6 de outubro de 2008

Opiniões heterodoxas sobre carga tributária

No artigo anterior, teci alguns comentários sobre a carga tributária e um leitor acusou-me de emitir uma opinião sobre o assunto mais direitista do que um político do DEM teria coragem de fazê-lo. Eu defendi o fim do imposto de renda, assim como do imposto sobre os salários e sobre o faturamentos das empresas (sem considerar sua lucratividade).

Bem, são opiniões polêmicas, diria até extravagantes. Mas não vejo graça em vir aqui incomodar vocês com lugares-comuns. Discordo todavia frontalmente do leitor que vê nelas uma visão direitista. Acho até engraçado que ele pense assim. Esclareço que sou completamente leigo em questões tributárias, mas sou um cidadão, pago impostos e, portanto, acho-me no direito de ter uma opinião sobre o tema.

## Conjunto de registros
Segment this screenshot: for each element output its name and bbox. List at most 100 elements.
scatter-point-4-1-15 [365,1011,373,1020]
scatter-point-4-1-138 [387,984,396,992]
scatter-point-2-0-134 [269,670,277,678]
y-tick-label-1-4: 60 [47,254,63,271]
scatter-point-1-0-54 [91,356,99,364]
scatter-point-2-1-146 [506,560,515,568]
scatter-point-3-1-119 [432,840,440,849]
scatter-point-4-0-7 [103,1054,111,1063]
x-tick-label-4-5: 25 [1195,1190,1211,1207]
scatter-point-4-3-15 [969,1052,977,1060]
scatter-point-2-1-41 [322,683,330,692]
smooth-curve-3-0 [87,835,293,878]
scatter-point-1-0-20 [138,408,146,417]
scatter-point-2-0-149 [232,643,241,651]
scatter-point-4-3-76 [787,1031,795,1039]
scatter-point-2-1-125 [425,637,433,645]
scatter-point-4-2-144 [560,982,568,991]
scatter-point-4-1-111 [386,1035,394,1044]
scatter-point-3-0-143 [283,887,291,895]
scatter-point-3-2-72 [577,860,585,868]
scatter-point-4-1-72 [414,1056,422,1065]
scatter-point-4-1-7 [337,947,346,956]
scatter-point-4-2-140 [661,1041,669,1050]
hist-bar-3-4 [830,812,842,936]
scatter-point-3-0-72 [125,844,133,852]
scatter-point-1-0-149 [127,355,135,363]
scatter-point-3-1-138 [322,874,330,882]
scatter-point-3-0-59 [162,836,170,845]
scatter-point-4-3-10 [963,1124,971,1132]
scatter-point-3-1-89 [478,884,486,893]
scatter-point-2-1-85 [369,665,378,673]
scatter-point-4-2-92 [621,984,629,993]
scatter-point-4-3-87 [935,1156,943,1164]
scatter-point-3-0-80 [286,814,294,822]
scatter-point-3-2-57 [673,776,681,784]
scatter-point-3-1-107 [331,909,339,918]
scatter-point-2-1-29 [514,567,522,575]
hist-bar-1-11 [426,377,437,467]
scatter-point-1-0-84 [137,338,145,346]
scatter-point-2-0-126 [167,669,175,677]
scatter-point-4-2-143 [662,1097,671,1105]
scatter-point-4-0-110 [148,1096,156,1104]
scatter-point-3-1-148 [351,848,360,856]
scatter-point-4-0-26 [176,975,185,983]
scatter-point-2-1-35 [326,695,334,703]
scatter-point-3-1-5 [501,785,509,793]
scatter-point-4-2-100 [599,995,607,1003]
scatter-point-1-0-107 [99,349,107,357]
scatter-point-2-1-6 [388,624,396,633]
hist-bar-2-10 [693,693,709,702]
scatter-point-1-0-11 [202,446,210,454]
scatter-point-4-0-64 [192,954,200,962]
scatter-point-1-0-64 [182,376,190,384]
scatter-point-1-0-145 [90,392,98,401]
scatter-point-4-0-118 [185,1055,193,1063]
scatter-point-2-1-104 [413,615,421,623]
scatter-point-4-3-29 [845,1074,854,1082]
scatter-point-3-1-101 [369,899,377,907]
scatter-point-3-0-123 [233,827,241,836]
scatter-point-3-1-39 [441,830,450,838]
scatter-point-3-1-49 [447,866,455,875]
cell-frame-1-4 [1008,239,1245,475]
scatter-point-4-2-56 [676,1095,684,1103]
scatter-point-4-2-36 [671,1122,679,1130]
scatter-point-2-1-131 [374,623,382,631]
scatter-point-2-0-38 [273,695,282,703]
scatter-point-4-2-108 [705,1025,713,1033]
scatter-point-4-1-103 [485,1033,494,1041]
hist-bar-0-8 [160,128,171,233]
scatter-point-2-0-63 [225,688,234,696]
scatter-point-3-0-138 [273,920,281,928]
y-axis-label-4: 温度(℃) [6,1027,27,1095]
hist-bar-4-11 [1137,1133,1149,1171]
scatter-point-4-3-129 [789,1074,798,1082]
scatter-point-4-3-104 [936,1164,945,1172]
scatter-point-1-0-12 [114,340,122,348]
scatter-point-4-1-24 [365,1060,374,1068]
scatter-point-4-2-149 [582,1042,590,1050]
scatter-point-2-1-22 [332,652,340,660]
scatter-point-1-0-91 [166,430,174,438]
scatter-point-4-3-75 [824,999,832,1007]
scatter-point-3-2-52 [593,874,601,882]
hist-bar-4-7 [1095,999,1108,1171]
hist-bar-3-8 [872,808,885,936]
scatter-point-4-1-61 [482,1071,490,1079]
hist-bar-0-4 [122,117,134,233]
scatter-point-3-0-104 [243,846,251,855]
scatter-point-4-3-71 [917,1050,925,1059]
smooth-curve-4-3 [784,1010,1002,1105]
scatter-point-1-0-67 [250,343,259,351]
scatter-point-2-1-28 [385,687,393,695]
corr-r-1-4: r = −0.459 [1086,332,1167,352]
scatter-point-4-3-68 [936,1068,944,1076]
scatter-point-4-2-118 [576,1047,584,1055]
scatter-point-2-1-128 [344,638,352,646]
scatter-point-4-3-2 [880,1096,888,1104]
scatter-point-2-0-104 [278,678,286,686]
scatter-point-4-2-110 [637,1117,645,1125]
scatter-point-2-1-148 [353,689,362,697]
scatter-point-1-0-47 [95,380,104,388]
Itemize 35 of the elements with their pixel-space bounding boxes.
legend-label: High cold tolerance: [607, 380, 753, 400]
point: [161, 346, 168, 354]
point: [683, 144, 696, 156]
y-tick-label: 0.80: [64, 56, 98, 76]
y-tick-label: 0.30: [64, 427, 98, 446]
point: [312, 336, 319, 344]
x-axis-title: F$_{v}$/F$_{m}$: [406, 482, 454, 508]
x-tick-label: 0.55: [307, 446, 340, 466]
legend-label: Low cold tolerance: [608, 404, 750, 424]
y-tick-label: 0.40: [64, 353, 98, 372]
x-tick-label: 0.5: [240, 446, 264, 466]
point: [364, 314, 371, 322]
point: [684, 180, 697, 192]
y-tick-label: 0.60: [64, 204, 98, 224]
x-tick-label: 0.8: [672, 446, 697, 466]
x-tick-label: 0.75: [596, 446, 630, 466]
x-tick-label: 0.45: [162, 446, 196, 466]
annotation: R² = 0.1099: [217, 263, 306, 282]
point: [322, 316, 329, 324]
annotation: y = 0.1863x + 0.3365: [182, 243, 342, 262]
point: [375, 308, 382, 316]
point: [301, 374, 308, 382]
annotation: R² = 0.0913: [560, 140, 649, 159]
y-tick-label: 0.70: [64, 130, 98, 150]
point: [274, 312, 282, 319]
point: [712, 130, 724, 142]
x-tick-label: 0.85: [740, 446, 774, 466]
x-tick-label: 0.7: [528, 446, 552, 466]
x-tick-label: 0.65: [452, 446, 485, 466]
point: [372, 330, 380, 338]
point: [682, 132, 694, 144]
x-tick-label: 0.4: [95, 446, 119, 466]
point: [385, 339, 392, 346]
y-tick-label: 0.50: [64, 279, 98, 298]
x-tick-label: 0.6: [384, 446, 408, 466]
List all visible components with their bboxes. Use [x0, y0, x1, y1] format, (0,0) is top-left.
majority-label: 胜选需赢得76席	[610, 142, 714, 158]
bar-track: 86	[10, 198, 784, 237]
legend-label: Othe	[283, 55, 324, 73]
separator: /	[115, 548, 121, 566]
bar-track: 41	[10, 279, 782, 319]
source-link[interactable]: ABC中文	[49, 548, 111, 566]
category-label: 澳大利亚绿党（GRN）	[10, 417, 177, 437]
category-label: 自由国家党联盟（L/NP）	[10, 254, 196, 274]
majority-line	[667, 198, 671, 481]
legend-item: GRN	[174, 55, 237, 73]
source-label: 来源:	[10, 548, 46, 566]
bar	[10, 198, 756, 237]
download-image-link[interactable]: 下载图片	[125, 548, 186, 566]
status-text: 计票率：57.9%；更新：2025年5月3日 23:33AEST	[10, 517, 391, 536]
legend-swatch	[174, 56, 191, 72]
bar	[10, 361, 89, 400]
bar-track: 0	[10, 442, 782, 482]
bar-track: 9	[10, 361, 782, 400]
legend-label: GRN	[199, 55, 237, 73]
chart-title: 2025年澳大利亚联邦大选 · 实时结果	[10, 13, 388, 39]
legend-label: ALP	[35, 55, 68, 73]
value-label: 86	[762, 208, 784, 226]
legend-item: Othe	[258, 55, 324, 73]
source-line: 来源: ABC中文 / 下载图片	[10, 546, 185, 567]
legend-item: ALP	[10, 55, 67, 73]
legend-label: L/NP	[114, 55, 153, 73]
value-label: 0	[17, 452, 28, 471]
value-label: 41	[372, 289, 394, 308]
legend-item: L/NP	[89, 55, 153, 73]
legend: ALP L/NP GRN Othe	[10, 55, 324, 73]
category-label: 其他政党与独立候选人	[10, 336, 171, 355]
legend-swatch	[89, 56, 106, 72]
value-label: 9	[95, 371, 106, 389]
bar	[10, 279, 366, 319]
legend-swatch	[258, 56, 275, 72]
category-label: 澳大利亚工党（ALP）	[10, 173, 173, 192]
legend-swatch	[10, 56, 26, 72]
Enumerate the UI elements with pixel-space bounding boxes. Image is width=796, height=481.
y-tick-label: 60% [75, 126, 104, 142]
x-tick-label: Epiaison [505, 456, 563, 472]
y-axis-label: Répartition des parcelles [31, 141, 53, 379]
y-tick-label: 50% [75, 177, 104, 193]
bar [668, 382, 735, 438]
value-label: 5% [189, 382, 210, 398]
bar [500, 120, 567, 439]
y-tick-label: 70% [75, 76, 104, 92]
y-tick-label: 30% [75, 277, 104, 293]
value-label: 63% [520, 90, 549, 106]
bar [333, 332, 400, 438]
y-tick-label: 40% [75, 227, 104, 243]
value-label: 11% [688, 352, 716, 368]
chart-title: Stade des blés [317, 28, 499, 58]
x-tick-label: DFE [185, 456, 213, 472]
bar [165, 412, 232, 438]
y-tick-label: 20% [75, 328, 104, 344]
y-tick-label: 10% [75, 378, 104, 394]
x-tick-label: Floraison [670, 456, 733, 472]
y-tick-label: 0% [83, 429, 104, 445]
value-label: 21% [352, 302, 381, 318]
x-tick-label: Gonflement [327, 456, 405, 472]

## O que se pede
1. Transcreva o trecho do texto sobre carga tributária que vai de "Opiniões heterodoxas sobre" até "sobre o tema.", trocando "polêmicas" por "controversas".
2. Dê prosseguimento ao texto sobre carga tributária a partir da última frase apresentada.

## Resultados esperados
1.
Opiniões heterodoxas sobre carga tributária

No artigo anterior, teci alguns comentários sobre a carga tributária e um leitor acusou-me de emitir uma opinião sobre o assunto mais direitista do que um político do DEM teria coragem de fazê-lo. Eu defendi o fim do imposto de renda, assim como do imposto sobre os salários e sobre o faturamentos das empresas (sem considerar sua lucratividade).

Bem, são opiniões controversas, diria até extravagantes. Mas não vejo graça em vir aqui incomodar vocês com lugares-comuns. Discordo todavia frontalmente do leitor que vê nelas uma visão direitista. Acho até engraçado que ele pense assim. Esclareço que sou completamente leigo em questões tributárias, mas sou um cidadão, pago impostos e, portanto, acho-me no direito de ter uma opinião sobre o tema.

2.
O Brasil já é um país de classe média, segundo o IBGE. Ou seja, ela é maioriano país e, se tudo der certo, será ainda mais representativa ao longo das próximas décadas. Já li estudos indicando que, em vinte anos, o Brasil possuirá uma das classes médias mais numerosas do mundo. Conforme o próprio Lula já argumentou em entrevista recente, as bandeiras da classe média são bastante diferentes daquelas dos pobres. Problemas diferentes, soluções distintas.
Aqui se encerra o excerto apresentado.